### Tarefa proposta 1:
Responda às perguntas abaixo com base no trecho sobre nascentes.
(a) Qual é a classificação de rios e riachos mais comum, segundo o trecho?
(b) Cerca de que parcela da extensão de rios e riachos os riachos de primeira ordem podem representar no Estado de São Paulo?
(c) Que processo afeta as nascentes e os riachos de primeira ordem nos ambientes urbanos?
### Tarefa proposta 2:
Liste todas as referências bibliográficas citadas entre parênteses no trecho sobre nascentes.

### Trecho fornecido:

A importância da conservação e restauração de nascentes

Por Ricardo H. Taniwaki

As nascentes, localizadas em áreas de cabeceira, são consideradas um dos mais importantes componentes da paisagem. Nelas são encontradas a melhor qualidade de água em uma bacia hidrográfica e importantes processos biológicos ocorrem nestes ambientes, que garantem que a água continue fluindo com qualidade rio abaixo. Para entendermos a localização das nascentes, precisamos primeiramente entender o conceito de bacia hidrográfica, na qual é caracterizada por uma determinada área na qual toda a chuva que cair nesta área irá verter para um único ponto de saída (Porto & Porto, 2008). Nas bacias hidrográficas são encontrados rios e riachos de diversos tamanhos, tanto em largura quanto em profundidade. Esses rios e riachos são classificados em “ordens” e a classificação mais comum é a proposta por Horton-Strahler (Strahler, 1964). Nesse tipo de classificação, são atribuídas classes a cada bifurcação de rios e riachos, sendo considerado o de “primeira ordem” aquele que não possui nenhum afluente. Quando riachos de primeira ordem formam um riacho maior, esse é classificado como de segunda ordem e assim por diante.

Portanto, nascentes são ambientes que drenam riachos de primeira ordem e são os ambientes responsáveis por “produzir” água para toda a bacia hidrográfica. Visto a importância desses ambientes, é extremamente necessário que esses ambientes sejam estritamente conservados, visando garantir uma água de qualidade para toda a bacia hidrográfica e para todos os seus usuários. Os riachos de primeira ordem também são os que possuem maior extensão em uma bacia hidrográfica, onde podem representar cerca de 60% de toda a extensão de rios e riachos, como ocorre no Estado de São Paulo (Taniwaki et al., 2018). Nesse sentido, é importante que as nascentes e os riachos de primeira ordem sejam priorizados em programas de restauração florestal e ecológica, pois são esses ambientes que irão garantir uma água de boa qualidade, quando conservados.

Como esses ambientes são muito comuns, eles também são um dos mais ameaçados pelas atividades humanas. Nas áreas agrícolas, esses ambientes são intensamente degradados pelo assoreamento (Figura 1). Esse processo ocorre quando as áreas agrícolas são manejadas para o plantio ou colheita, na qual o solo é revolvido, ficando solto e desagregado. Quando chove, todo esse solo solto e desagregado acaba indo para os riachos e, se a quantidade de solo for maior que a capacidade de suporte do canal do riacho, o riacho pode simplesmente desaparecer, ficando soterrado. Nos ambientes urbanos, as nascentes e riachos de primeira ordem sofrem com a canalização, ou seja, os riachos que corriam livremente nos ambientes urbanos são transformados em verdadeiros tubos de concreto, sem nenhum contato com o solo, vegetação ou organismos aquáticos. Eles perdem totalmente a sua característica natural.

### Segmento de dados:

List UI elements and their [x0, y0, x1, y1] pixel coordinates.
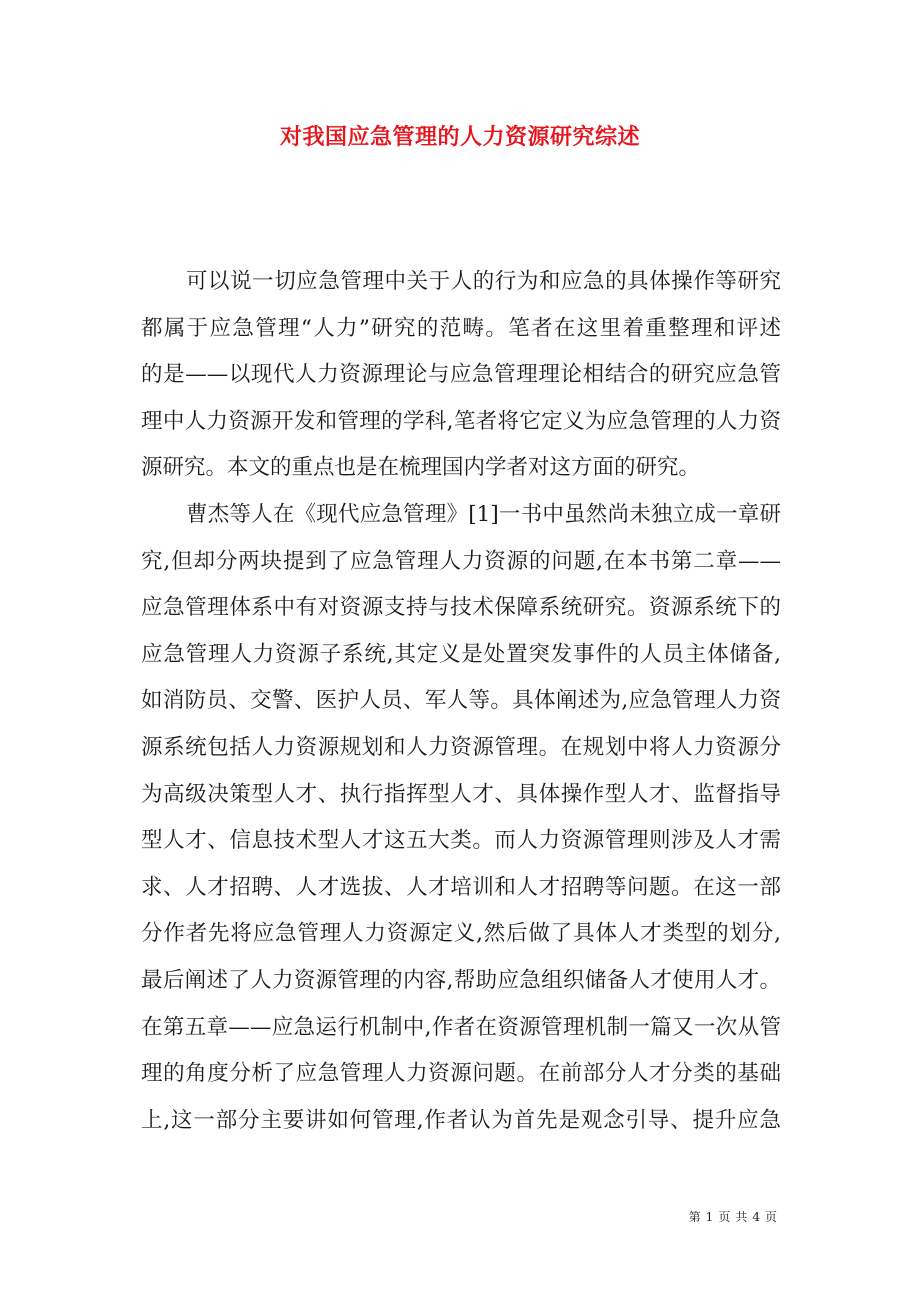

### Solução 1:
(a) A proposta por Horton-Strahler (Strahler, 1964).
(b) Cerca de 60%.
(c) A canalização.

### Solução 2:
Porto & Porto, 2008
Strahler, 1964
Taniwaki et al., 2018